I posted a photo of my classroom, because this year it has been a beautiful place to spend my workdays.  No doubt I have posted in the past much grousing on this blog about the wingnuts, details and paperchase deadlines constantly flung at us teachers, but I don’t want to give the wrong impression–every class this year is filled to overflowing with beautiful, eager, receptive young minds, and they have been my life’s blood through an otherwise impossible and difficult school year.  As long as I am surrounded with intellectually hungry students, then the real joy of education blossoms daily, and I do indeed enjoy the teaching, the interacting.  I always have.

I wanted to post the Henri quote about contemplation, because that is at the heart of my lifestyle when I am at my best.  Granted, I often tilt to the sedentary excessiveness, and do not find delight in that.  But when the thinking is good, the reading is good, and the writing is good, I enjoy life to the max, and I am deeply grateful today for the space to pursue precisely this.  I like to consider the composting metaphor alongside the contemplative posturing.  “Composting” I got from Natalie Goldberg’s Writing Down the Bones.  She writes of our life experiences forming an intellectual compost heap over time, a veritable rich source for writing and expressing our sentiments artistically.  Throughout my life, I have drunk deeply from the springs of theology, philosophy, literature and art history.  In the spirit of Robert Henri, I have stuck with the call to “join no creed, but respect all for the truth that is in them.”  And at this stage of my life, I am still combing through these treasures, searching for some kind of style, some sort of meaning, some kind of artistic identity, not for the museums, not for fame, not for wealth, but simply for the sake of accomplishing something sublime while I’m living out my life on this planet.  Responding to the call of Nietzsche’s Zarathustra, I want to create something beyond myself, something much greater than myself, as all generations of creators before me have managed to do.  I don’t want to be the first stage of an ebbing tradition.  Whitman wrote that “the powerful play goes on” and we are invited “to contribute a verse.”  I just want to make a contribution that matters.

Creeds and schools in abeyance,
Retiring back a while sufficed at what they are, but never
     forgotten,
I harbor for good or bad, I permit to speak at every hazard,
Nature without check with original energy.

Walt Whitman, “Song of Myself”

Thanks for reading.

*RECORD SET*:

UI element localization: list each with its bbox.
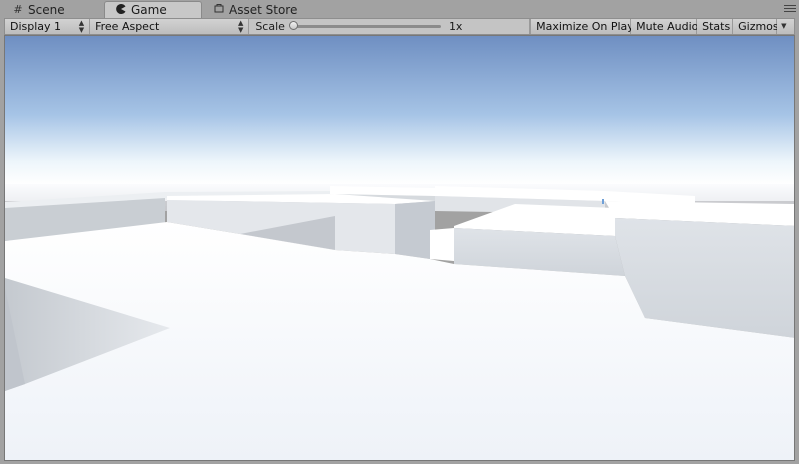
---
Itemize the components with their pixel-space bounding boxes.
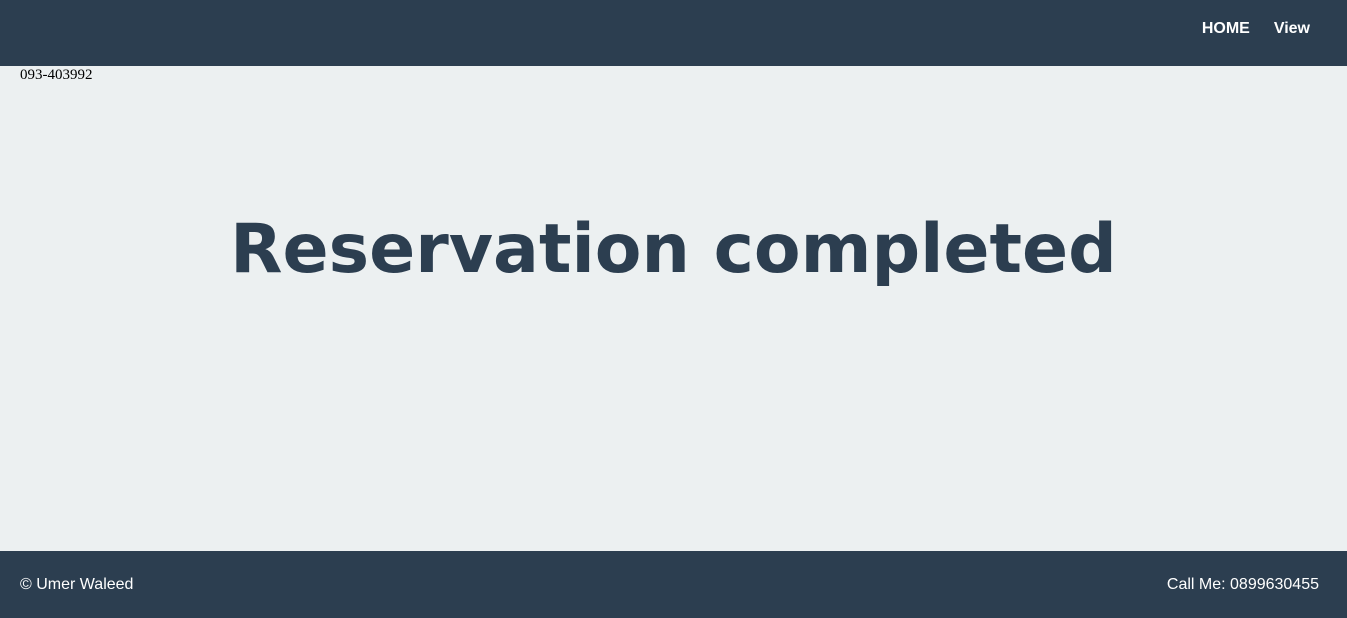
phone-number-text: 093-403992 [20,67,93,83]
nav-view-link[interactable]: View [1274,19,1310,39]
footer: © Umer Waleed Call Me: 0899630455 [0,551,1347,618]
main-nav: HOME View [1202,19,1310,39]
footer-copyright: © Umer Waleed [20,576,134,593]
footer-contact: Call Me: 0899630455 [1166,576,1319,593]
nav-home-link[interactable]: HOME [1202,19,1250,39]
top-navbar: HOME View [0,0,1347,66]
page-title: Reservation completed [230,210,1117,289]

*DESCRIPTION OF THE TASK*: Reproduce the stretch of the blog post on teaching and contemplation from "Creeds and schools" through "Thanks for reading.".

*RESULT OF THE TASK*:
Creeds and schools in abeyance,
Retiring back a while sufficed at what they are, but never
     forgotten,
I harbor for good or bad, I permit to speak at every hazard,
Nature without check with original energy.

Walt Whitman, “Song of Myself”

Thanks for reading.